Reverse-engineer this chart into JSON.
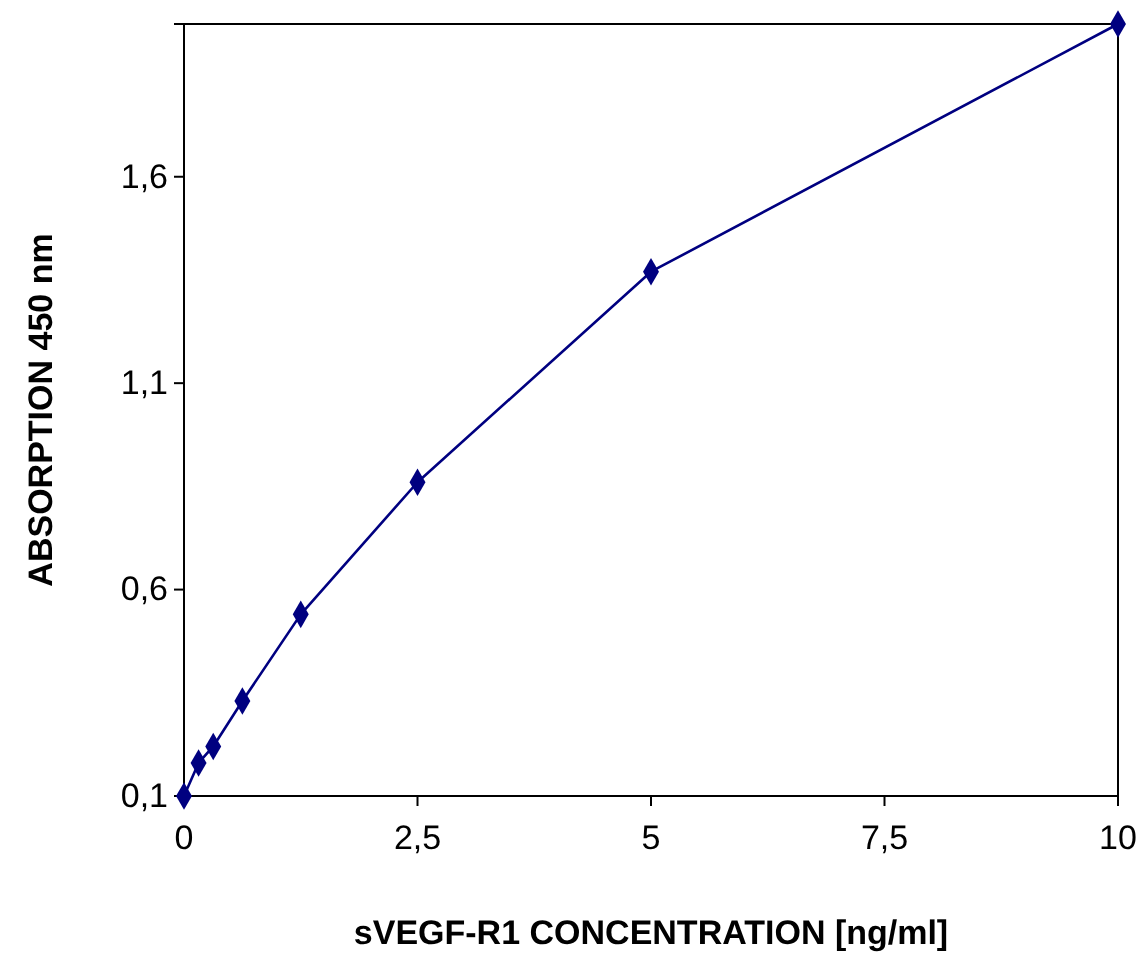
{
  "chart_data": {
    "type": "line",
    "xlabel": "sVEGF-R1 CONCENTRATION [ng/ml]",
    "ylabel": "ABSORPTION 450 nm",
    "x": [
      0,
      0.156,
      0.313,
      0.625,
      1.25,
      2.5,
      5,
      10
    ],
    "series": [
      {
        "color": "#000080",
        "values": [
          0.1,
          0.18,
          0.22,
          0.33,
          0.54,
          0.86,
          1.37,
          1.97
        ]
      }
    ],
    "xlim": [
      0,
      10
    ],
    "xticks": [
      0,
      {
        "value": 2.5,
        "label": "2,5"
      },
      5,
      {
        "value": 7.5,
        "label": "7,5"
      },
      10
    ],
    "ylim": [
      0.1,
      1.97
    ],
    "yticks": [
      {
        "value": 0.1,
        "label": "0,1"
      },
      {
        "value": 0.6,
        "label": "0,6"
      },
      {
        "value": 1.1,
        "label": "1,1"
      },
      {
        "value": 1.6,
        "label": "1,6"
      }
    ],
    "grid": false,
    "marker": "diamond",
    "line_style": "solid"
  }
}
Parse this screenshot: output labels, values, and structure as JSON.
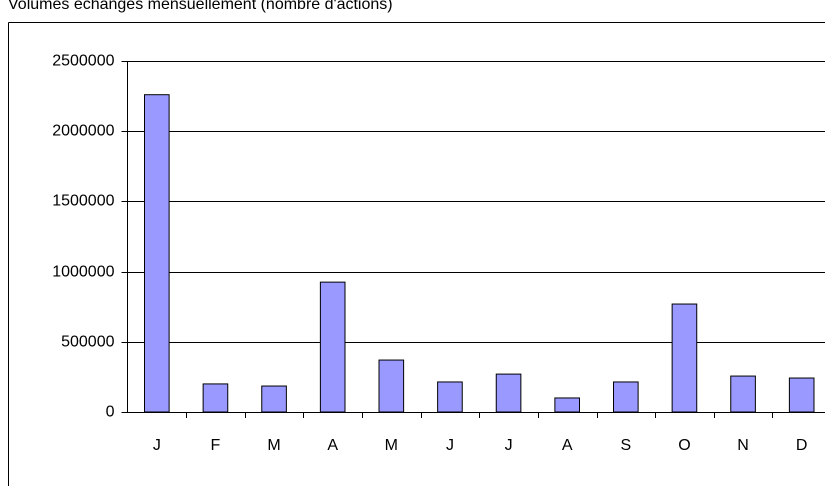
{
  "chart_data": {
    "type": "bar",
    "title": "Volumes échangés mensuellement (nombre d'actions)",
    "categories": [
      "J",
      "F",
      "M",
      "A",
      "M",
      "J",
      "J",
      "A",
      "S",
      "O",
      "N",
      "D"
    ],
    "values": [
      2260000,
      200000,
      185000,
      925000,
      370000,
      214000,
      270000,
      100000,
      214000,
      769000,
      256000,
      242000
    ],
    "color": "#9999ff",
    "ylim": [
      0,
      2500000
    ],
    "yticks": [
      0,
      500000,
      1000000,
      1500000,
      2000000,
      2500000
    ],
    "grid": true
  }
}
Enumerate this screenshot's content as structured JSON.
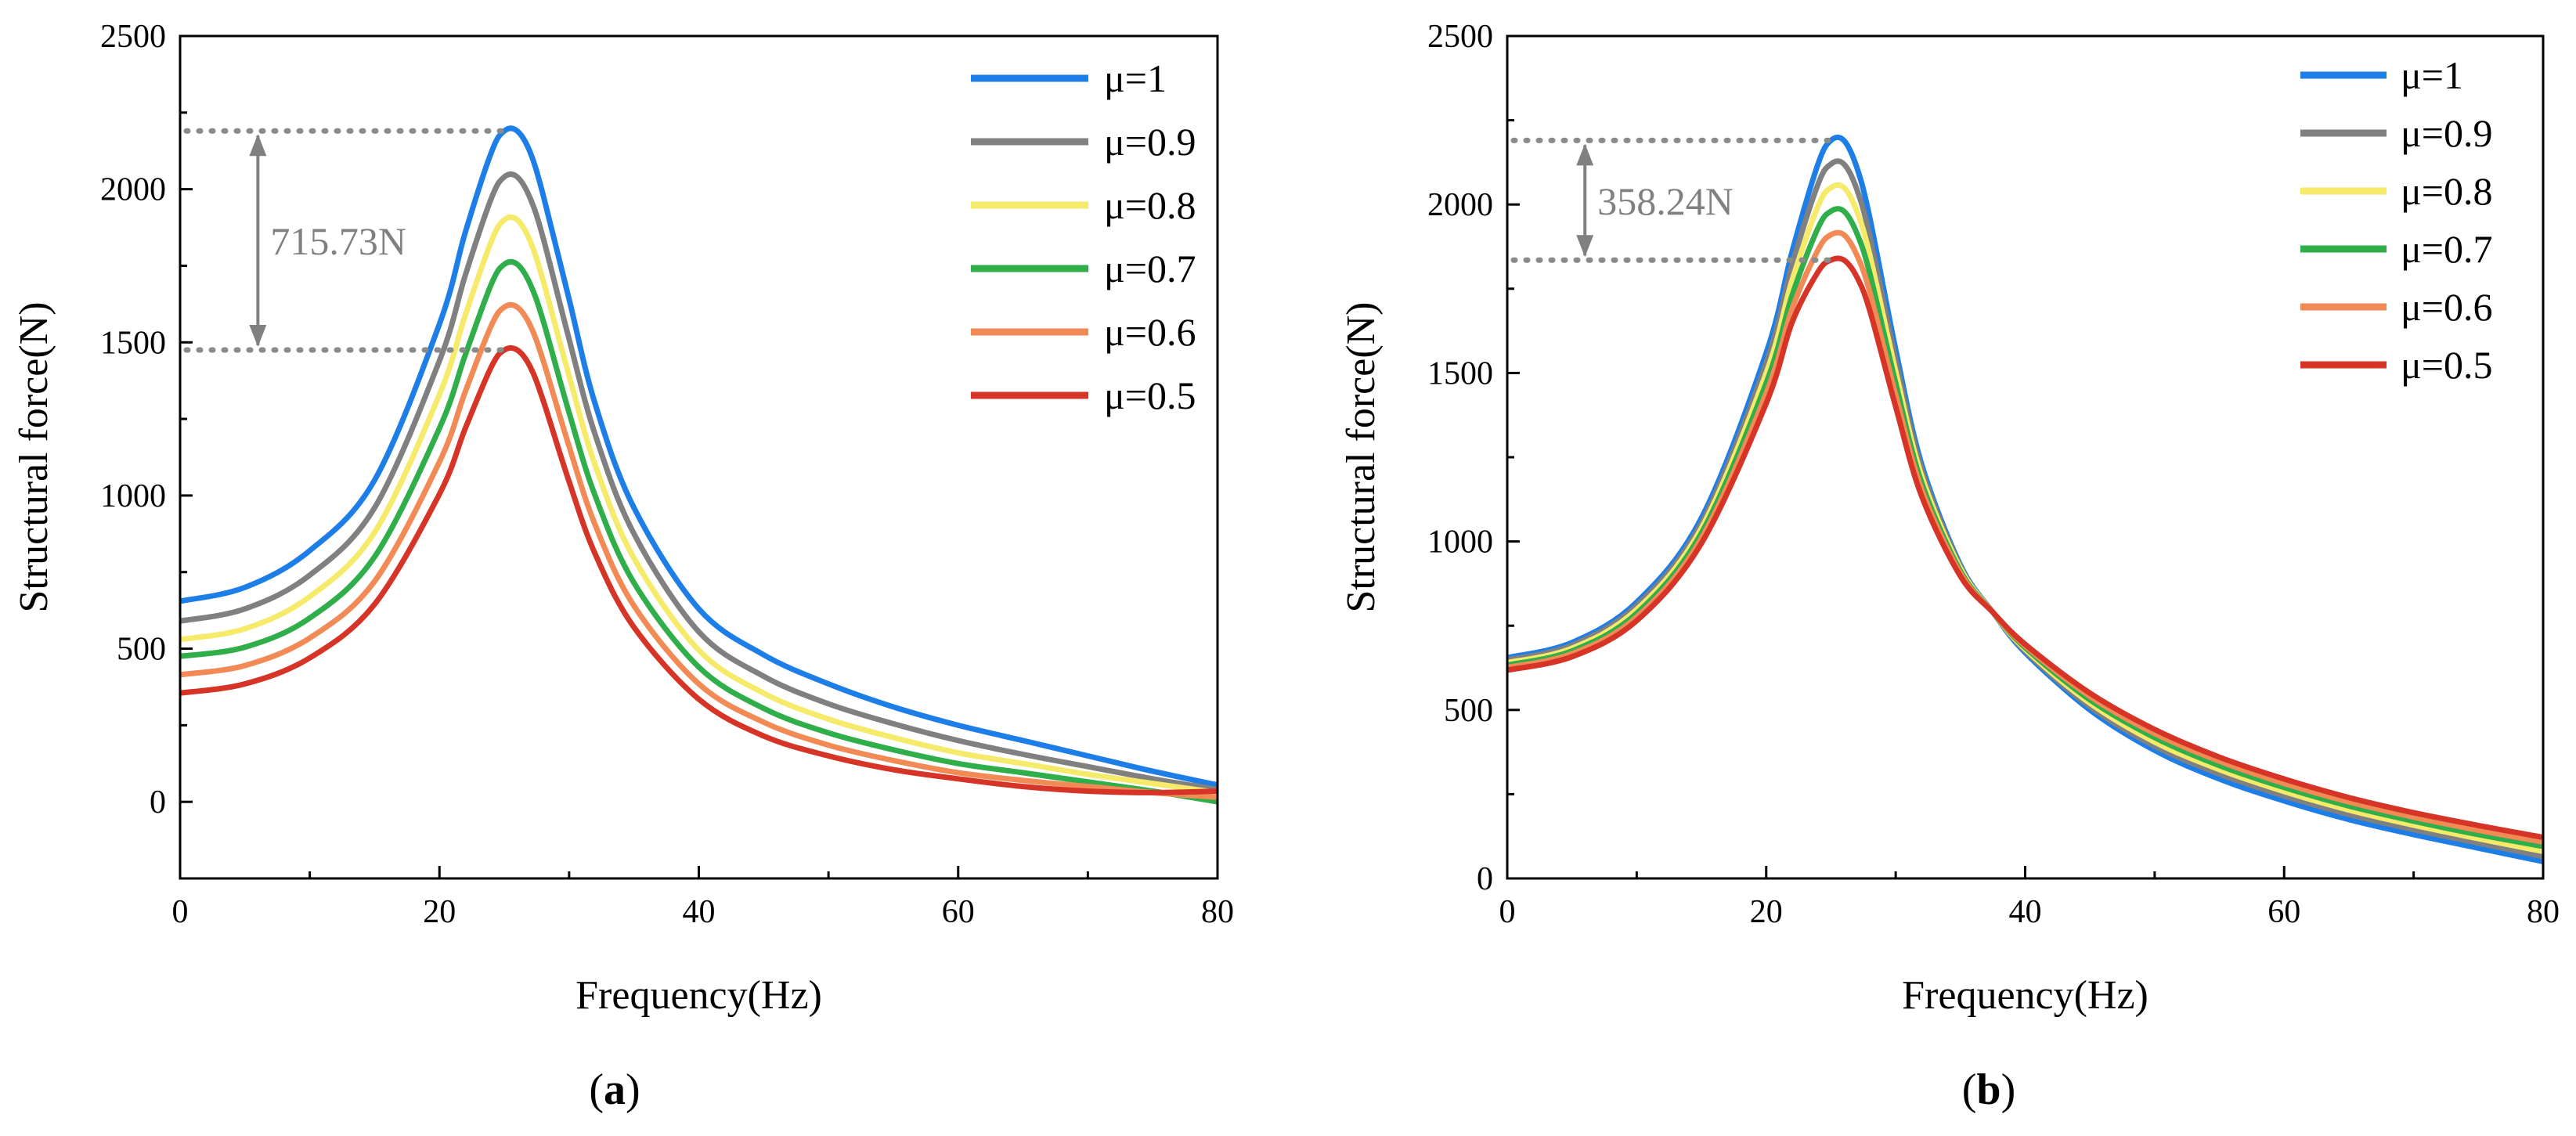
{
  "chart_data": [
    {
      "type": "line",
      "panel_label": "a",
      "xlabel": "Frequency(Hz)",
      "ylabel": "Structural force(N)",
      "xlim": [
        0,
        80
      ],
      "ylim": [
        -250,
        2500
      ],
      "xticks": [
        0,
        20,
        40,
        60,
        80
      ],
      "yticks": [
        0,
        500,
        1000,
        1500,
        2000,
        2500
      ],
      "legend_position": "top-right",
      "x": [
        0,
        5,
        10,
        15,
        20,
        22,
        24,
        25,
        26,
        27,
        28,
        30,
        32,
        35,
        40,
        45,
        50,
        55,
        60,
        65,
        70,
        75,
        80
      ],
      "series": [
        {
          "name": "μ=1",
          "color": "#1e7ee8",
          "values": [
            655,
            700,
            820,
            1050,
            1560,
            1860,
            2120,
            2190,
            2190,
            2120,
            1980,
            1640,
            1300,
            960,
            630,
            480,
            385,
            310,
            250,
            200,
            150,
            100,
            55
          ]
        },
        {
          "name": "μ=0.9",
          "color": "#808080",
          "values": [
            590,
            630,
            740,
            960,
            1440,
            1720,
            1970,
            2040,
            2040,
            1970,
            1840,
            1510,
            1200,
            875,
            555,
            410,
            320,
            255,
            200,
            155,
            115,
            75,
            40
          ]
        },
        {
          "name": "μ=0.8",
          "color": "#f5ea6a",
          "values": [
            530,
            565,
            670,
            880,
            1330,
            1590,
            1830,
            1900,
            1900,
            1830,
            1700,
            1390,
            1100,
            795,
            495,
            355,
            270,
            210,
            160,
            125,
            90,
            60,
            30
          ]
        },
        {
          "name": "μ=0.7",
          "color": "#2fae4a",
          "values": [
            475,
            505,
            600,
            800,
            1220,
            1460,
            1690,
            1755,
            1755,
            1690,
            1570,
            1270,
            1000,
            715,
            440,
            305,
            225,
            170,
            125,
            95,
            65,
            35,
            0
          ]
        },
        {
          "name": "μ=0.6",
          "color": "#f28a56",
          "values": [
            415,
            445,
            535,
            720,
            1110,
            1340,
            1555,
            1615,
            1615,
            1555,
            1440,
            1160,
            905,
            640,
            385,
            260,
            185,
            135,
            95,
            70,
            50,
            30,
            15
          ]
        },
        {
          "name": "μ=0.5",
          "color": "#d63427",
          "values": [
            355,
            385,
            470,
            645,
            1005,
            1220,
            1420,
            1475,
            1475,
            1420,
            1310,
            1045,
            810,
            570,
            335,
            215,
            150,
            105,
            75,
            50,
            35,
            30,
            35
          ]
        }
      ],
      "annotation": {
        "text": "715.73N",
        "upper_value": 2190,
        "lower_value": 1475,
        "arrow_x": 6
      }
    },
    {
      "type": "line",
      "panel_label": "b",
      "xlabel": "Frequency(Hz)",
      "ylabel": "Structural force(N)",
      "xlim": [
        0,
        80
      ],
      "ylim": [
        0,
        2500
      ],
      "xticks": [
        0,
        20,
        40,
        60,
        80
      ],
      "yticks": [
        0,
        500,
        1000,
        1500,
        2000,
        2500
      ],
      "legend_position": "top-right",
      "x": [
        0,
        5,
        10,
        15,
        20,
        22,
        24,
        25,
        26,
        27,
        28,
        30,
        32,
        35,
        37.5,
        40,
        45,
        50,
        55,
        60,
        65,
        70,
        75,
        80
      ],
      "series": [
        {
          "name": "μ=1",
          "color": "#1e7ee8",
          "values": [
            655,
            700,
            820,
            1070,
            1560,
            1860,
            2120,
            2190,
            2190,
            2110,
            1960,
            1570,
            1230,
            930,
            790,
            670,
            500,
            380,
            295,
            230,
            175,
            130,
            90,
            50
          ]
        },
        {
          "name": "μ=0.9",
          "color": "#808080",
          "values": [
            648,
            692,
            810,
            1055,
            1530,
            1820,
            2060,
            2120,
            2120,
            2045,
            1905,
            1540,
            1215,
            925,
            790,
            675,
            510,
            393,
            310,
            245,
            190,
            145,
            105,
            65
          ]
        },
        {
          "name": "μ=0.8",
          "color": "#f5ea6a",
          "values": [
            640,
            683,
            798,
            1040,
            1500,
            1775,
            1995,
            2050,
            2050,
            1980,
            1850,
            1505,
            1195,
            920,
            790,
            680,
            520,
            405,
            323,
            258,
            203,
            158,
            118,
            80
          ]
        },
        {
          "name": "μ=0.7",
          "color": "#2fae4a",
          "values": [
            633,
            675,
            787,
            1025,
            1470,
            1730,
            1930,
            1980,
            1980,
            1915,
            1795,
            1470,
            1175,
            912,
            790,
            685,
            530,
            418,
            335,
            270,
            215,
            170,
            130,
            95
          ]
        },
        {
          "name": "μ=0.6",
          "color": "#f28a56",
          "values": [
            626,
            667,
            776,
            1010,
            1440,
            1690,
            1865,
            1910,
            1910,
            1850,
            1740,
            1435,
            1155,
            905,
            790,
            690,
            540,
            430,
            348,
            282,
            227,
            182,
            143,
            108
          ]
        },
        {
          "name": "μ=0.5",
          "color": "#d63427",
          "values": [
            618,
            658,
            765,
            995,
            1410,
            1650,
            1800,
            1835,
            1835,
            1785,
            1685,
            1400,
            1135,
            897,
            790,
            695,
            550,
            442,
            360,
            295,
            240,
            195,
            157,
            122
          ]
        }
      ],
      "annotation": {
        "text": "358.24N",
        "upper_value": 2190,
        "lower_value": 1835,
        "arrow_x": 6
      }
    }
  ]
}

* * * * * * *

### [What to produce]
Leave out all images, then reproduce the entries above exactly.

### [Answer for this exercise]
Reverse-engineer this chart into JSON.
{
  "chart_data": {
    "type": "line",
    "xlabel": "sVEGF-R1 CONCENTRATION [ng/ml]",
    "ylabel": "ABSORPTION 450 nm",
    "x": [
      0,
      0.156,
      0.313,
      0.625,
      1.25,
      2.5,
      5,
      10
    ],
    "series": [
      {
        "color": "#000080",
        "values": [
          0.1,
          0.18,
          0.22,
          0.33,
          0.54,
          0.86,
          1.37,
          1.97
        ]
      }
    ],
    "xlim": [
      0,
      10
    ],
    "xticks": [
      0,
      {
        "value": 2.5,
        "label": "2,5"
      },
      5,
      {
        "value": 7.5,
        "label": "7,5"
      },
      10
    ],
    "ylim": [
      0.1,
      1.97
    ],
    "yticks": [
      {
        "value": 0.1,
        "label": "0,1"
      },
      {
        "value": 0.6,
        "label": "0,6"
      },
      {
        "value": 1.1,
        "label": "1,1"
      },
      {
        "value": 1.6,
        "label": "1,6"
      }
    ],
    "grid": false,
    "marker": "diamond",
    "line_style": "solid"
  }
}
Parse this screenshot: output labels, values, and structure as JSON.
{
  "chart_data": {
    "type": "bar",
    "title": "Volumes échangés mensuellement (nombre d'actions)",
    "categories": [
      "J",
      "F",
      "M",
      "A",
      "M",
      "J",
      "J",
      "A",
      "S",
      "O",
      "N",
      "D"
    ],
    "values": [
      2260000,
      200000,
      185000,
      925000,
      370000,
      214000,
      270000,
      100000,
      214000,
      769000,
      256000,
      242000
    ],
    "color": "#9999ff",
    "ylim": [
      0,
      2500000
    ],
    "yticks": [
      0,
      500000,
      1000000,
      1500000,
      2000000,
      2500000
    ],
    "grid": true
  }
}
Enumerate this screenshot's content as structured JSON.
{
  "chart_data": [
    {
      "type": "line",
      "panel_label": "a",
      "xlabel": "Frequency(Hz)",
      "ylabel": "Structural force(N)",
      "xlim": [
        0,
        80
      ],
      "ylim": [
        -250,
        2500
      ],
      "xticks": [
        0,
        20,
        40,
        60,
        80
      ],
      "yticks": [
        0,
        500,
        1000,
        1500,
        2000,
        2500
      ],
      "legend_position": "top-right",
      "x": [
        0,
        5,
        10,
        15,
        20,
        22,
        24,
        25,
        26,
        27,
        28,
        30,
        32,
        35,
        40,
        45,
        50,
        55,
        60,
        65,
        70,
        75,
        80
      ],
      "series": [
        {
          "name": "μ=1",
          "color": "#1e7ee8",
          "values": [
            655,
            700,
            820,
            1050,
            1560,
            1860,
            2120,
            2190,
            2190,
            2120,
            1980,
            1640,
            1300,
            960,
            630,
            480,
            385,
            310,
            250,
            200,
            150,
            100,
            55
          ]
        },
        {
          "name": "μ=0.9",
          "color": "#808080",
          "values": [
            590,
            630,
            740,
            960,
            1440,
            1720,
            1970,
            2040,
            2040,
            1970,
            1840,
            1510,
            1200,
            875,
            555,
            410,
            320,
            255,
            200,
            155,
            115,
            75,
            40
          ]
        },
        {
          "name": "μ=0.8",
          "color": "#f5ea6a",
          "values": [
            530,
            565,
            670,
            880,
            1330,
            1590,
            1830,
            1900,
            1900,
            1830,
            1700,
            1390,
            1100,
            795,
            495,
            355,
            270,
            210,
            160,
            125,
            90,
            60,
            30
          ]
        },
        {
          "name": "μ=0.7",
          "color": "#2fae4a",
          "values": [
            475,
            505,
            600,
            800,
            1220,
            1460,
            1690,
            1755,
            1755,
            1690,
            1570,
            1270,
            1000,
            715,
            440,
            305,
            225,
            170,
            125,
            95,
            65,
            35,
            0
          ]
        },
        {
          "name": "μ=0.6",
          "color": "#f28a56",
          "values": [
            415,
            445,
            535,
            720,
            1110,
            1340,
            1555,
            1615,
            1615,
            1555,
            1440,
            1160,
            905,
            640,
            385,
            260,
            185,
            135,
            95,
            70,
            50,
            30,
            15
          ]
        },
        {
          "name": "μ=0.5",
          "color": "#d63427",
          "values": [
            355,
            385,
            470,
            645,
            1005,
            1220,
            1420,
            1475,
            1475,
            1420,
            1310,
            1045,
            810,
            570,
            335,
            215,
            150,
            105,
            75,
            50,
            35,
            30,
            35
          ]
        }
      ],
      "annotation": {
        "text": "715.73N",
        "upper_value": 2190,
        "lower_value": 1475,
        "arrow_x": 6
      }
    },
    {
      "type": "line",
      "panel_label": "b",
      "xlabel": "Frequency(Hz)",
      "ylabel": "Structural force(N)",
      "xlim": [
        0,
        80
      ],
      "ylim": [
        0,
        2500
      ],
      "xticks": [
        0,
        20,
        40,
        60,
        80
      ],
      "yticks": [
        0,
        500,
        1000,
        1500,
        2000,
        2500
      ],
      "legend_position": "top-right",
      "x": [
        0,
        5,
        10,
        15,
        20,
        22,
        24,
        25,
        26,
        27,
        28,
        30,
        32,
        35,
        37.5,
        40,
        45,
        50,
        55,
        60,
        65,
        70,
        75,
        80
      ],
      "series": [
        {
          "name": "μ=1",
          "color": "#1e7ee8",
          "values": [
            655,
            700,
            820,
            1070,
            1560,
            1860,
            2120,
            2190,
            2190,
            2110,
            1960,
            1570,
            1230,
            930,
            790,
            670,
            500,
            380,
            295,
            230,
            175,
            130,
            90,
            50
          ]
        },
        {
          "name": "μ=0.9",
          "color": "#808080",
          "values": [
            648,
            692,
            810,
            1055,
            1530,
            1820,
            2060,
            2120,
            2120,
            2045,
            1905,
            1540,
            1215,
            925,
            790,
            675,
            510,
            393,
            310,
            245,
            190,
            145,
            105,
            65
          ]
        },
        {
          "name": "μ=0.8",
          "color": "#f5ea6a",
          "values": [
            640,
            683,
            798,
            1040,
            1500,
            1775,
            1995,
            2050,
            2050,
            1980,
            1850,
            1505,
            1195,
            920,
            790,
            680,
            520,
            405,
            323,
            258,
            203,
            158,
            118,
            80
          ]
        },
        {
          "name": "μ=0.7",
          "color": "#2fae4a",
          "values": [
            633,
            675,
            787,
            1025,
            1470,
            1730,
            1930,
            1980,
            1980,
            1915,
            1795,
            1470,
            1175,
            912,
            790,
            685,
            530,
            418,
            335,
            270,
            215,
            170,
            130,
            95
          ]
        },
        {
          "name": "μ=0.6",
          "color": "#f28a56",
          "values": [
            626,
            667,
            776,
            1010,
            1440,
            1690,
            1865,
            1910,
            1910,
            1850,
            1740,
            1435,
            1155,
            905,
            790,
            690,
            540,
            430,
            348,
            282,
            227,
            182,
            143,
            108
          ]
        },
        {
          "name": "μ=0.5",
          "color": "#d63427",
          "values": [
            618,
            658,
            765,
            995,
            1410,
            1650,
            1800,
            1835,
            1835,
            1785,
            1685,
            1400,
            1135,
            897,
            790,
            695,
            550,
            442,
            360,
            295,
            240,
            195,
            157,
            122
          ]
        }
      ],
      "annotation": {
        "text": "358.24N",
        "upper_value": 2190,
        "lower_value": 1835,
        "arrow_x": 6
      }
    }
  ]
}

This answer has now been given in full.